» **Supplied entries**:
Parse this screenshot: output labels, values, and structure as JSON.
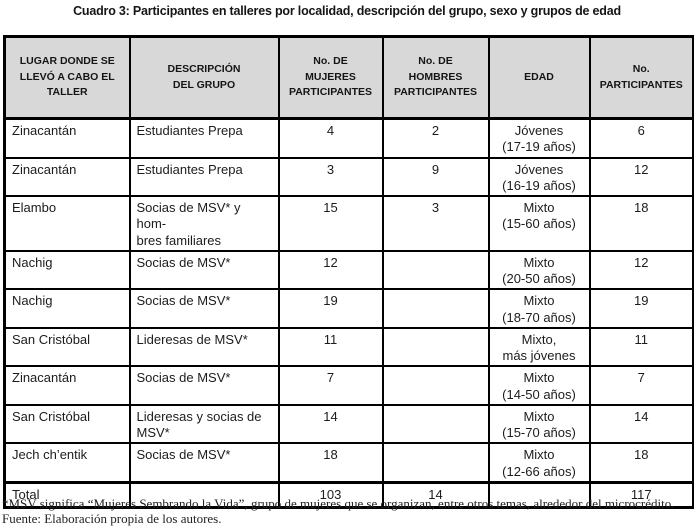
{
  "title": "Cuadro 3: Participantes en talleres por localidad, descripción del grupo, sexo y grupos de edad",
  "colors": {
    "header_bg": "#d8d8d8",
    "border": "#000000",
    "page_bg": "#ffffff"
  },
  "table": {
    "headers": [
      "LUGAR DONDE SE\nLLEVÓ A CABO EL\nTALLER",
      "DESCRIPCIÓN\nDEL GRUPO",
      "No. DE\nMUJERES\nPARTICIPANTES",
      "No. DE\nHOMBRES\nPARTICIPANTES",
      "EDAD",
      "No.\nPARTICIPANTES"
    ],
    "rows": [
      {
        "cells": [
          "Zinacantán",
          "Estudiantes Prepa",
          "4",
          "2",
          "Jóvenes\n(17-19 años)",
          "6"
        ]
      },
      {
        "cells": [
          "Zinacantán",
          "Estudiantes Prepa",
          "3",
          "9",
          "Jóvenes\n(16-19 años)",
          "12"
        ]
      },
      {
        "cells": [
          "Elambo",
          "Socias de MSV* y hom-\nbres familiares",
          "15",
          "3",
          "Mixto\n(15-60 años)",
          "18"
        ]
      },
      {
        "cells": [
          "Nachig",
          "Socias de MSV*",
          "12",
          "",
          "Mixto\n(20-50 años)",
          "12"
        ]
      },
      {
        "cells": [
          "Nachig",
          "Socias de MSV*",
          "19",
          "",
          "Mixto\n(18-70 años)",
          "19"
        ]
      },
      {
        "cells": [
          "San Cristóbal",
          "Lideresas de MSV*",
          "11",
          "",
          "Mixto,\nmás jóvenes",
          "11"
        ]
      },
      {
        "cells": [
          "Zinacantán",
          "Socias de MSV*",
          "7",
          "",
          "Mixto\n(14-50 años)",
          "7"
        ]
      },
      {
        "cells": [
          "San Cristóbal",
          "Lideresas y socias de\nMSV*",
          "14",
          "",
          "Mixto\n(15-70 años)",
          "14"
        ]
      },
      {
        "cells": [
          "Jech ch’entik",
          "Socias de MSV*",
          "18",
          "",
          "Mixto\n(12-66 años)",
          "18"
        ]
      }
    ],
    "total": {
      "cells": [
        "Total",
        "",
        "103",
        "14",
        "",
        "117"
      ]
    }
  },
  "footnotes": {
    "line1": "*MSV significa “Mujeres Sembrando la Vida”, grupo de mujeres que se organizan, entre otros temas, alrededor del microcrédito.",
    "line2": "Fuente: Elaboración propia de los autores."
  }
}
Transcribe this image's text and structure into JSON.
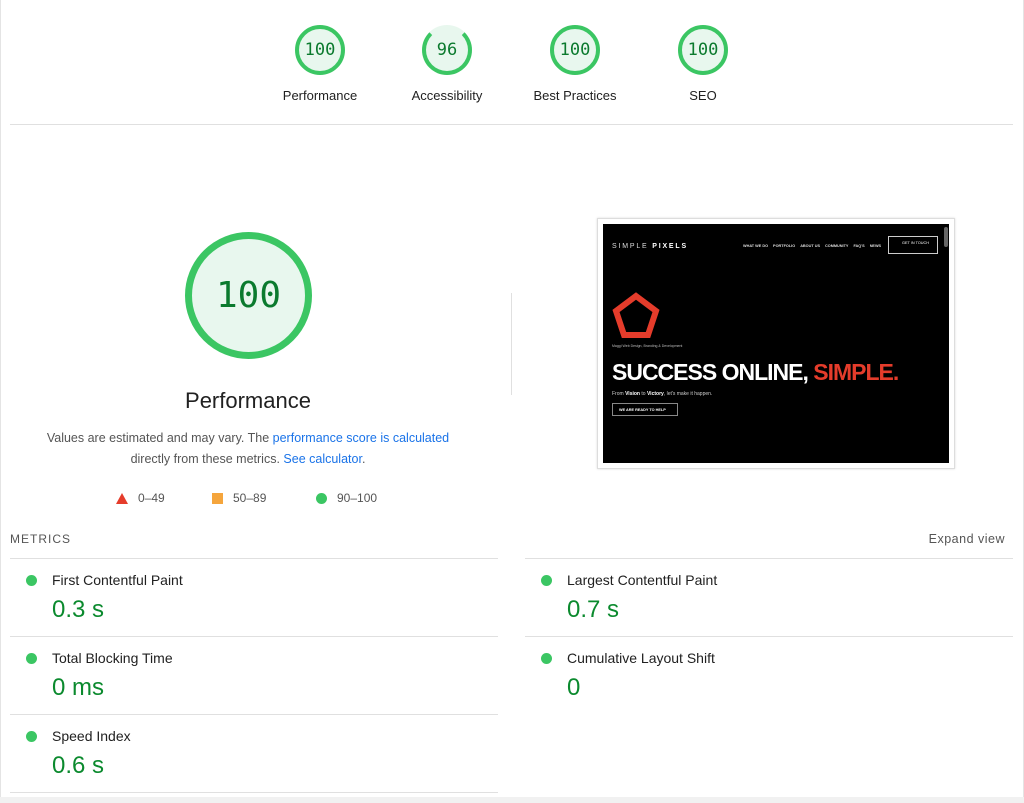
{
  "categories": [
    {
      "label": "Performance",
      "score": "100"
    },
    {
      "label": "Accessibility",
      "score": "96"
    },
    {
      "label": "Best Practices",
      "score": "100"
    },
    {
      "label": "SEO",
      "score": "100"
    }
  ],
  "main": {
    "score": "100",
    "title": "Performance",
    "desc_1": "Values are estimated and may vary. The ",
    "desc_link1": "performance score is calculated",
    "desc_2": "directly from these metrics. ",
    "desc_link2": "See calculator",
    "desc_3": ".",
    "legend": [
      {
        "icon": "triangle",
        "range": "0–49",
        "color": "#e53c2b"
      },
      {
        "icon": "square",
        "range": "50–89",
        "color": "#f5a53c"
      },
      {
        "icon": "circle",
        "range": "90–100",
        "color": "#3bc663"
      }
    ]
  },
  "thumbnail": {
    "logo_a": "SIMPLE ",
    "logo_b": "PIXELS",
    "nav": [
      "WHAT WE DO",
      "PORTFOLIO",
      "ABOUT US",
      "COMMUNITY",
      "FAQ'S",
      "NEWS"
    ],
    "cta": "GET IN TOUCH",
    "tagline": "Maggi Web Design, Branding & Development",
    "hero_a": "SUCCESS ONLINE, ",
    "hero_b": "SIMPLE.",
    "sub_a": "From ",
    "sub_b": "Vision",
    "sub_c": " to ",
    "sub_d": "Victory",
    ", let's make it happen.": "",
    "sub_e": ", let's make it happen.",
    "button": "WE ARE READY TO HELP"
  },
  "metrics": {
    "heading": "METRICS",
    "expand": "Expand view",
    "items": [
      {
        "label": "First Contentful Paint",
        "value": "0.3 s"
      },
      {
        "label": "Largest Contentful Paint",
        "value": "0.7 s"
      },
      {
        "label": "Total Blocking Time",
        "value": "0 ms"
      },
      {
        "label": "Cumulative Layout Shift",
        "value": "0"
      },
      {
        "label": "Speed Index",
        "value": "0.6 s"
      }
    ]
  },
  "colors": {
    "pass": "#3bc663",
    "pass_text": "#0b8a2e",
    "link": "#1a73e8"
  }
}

» **What you should do**: Quote every record above exactly, leaving out the pictures.

» **The response**:
Parse this screenshot: output labels, values, and structure as JSON.
{
  "title": "Cuadro 3: Participantes en talleres por localidad, descripción del grupo, sexo y grupos de edad",
  "colors": {
    "header_bg": "#d8d8d8",
    "border": "#000000",
    "page_bg": "#ffffff"
  },
  "table": {
    "headers": [
      "LUGAR DONDE SE\nLLEVÓ A CABO EL\nTALLER",
      "DESCRIPCIÓN\nDEL GRUPO",
      "No. DE\nMUJERES\nPARTICIPANTES",
      "No. DE\nHOMBRES\nPARTICIPANTES",
      "EDAD",
      "No.\nPARTICIPANTES"
    ],
    "rows": [
      {
        "cells": [
          "Zinacantán",
          "Estudiantes Prepa",
          "4",
          "2",
          "Jóvenes\n(17-19 años)",
          "6"
        ]
      },
      {
        "cells": [
          "Zinacantán",
          "Estudiantes Prepa",
          "3",
          "9",
          "Jóvenes\n(16-19 años)",
          "12"
        ]
      },
      {
        "cells": [
          "Elambo",
          "Socias de MSV* y hom-\nbres familiares",
          "15",
          "3",
          "Mixto\n(15-60 años)",
          "18"
        ]
      },
      {
        "cells": [
          "Nachig",
          "Socias de MSV*",
          "12",
          "",
          "Mixto\n(20-50 años)",
          "12"
        ]
      },
      {
        "cells": [
          "Nachig",
          "Socias de MSV*",
          "19",
          "",
          "Mixto\n(18-70 años)",
          "19"
        ]
      },
      {
        "cells": [
          "San Cristóbal",
          "Lideresas de MSV*",
          "11",
          "",
          "Mixto,\nmás jóvenes",
          "11"
        ]
      },
      {
        "cells": [
          "Zinacantán",
          "Socias de MSV*",
          "7",
          "",
          "Mixto\n(14-50 años)",
          "7"
        ]
      },
      {
        "cells": [
          "San Cristóbal",
          "Lideresas y socias de\nMSV*",
          "14",
          "",
          "Mixto\n(15-70 años)",
          "14"
        ]
      },
      {
        "cells": [
          "Jech ch’entik",
          "Socias de MSV*",
          "18",
          "",
          "Mixto\n(12-66 años)",
          "18"
        ]
      }
    ],
    "total": {
      "cells": [
        "Total",
        "",
        "103",
        "14",
        "",
        "117"
      ]
    }
  },
  "footnotes": {
    "line1": "*MSV significa “Mujeres Sembrando la Vida”, grupo de mujeres que se organizan, entre otros temas, alrededor del microcrédito.",
    "line2": "Fuente: Elaboración propia de los autores."
  }
}
Transcribe this image's text and structure into JSON.
{
  "categories": [
    {
      "label": "Performance",
      "score": "100"
    },
    {
      "label": "Accessibility",
      "score": "96"
    },
    {
      "label": "Best Practices",
      "score": "100"
    },
    {
      "label": "SEO",
      "score": "100"
    }
  ],
  "main": {
    "score": "100",
    "title": "Performance",
    "desc_1": "Values are estimated and may vary. The ",
    "desc_link1": "performance score is calculated",
    "desc_2": "directly from these metrics. ",
    "desc_link2": "See calculator",
    "desc_3": ".",
    "legend": [
      {
        "icon": "triangle",
        "range": "0–49",
        "color": "#e53c2b"
      },
      {
        "icon": "square",
        "range": "50–89",
        "color": "#f5a53c"
      },
      {
        "icon": "circle",
        "range": "90–100",
        "color": "#3bc663"
      }
    ]
  },
  "thumbnail": {
    "logo_a": "SIMPLE ",
    "logo_b": "PIXELS",
    "nav": [
      "WHAT WE DO",
      "PORTFOLIO",
      "ABOUT US",
      "COMMUNITY",
      "FAQ'S",
      "NEWS"
    ],
    "cta": "GET IN TOUCH",
    "tagline": "Maggi Web Design, Branding & Development",
    "hero_a": "SUCCESS ONLINE, ",
    "hero_b": "SIMPLE.",
    "sub_a": "From ",
    "sub_b": "Vision",
    "sub_c": " to ",
    "sub_d": "Victory",
    ", let's make it happen.": "",
    "sub_e": ", let's make it happen.",
    "button": "WE ARE READY TO HELP"
  },
  "metrics": {
    "heading": "METRICS",
    "expand": "Expand view",
    "items": [
      {
        "label": "First Contentful Paint",
        "value": "0.3 s"
      },
      {
        "label": "Largest Contentful Paint",
        "value": "0.7 s"
      },
      {
        "label": "Total Blocking Time",
        "value": "0 ms"
      },
      {
        "label": "Cumulative Layout Shift",
        "value": "0"
      },
      {
        "label": "Speed Index",
        "value": "0.6 s"
      }
    ]
  },
  "colors": {
    "pass": "#3bc663",
    "pass_text": "#0b8a2e",
    "link": "#1a73e8"
  }
}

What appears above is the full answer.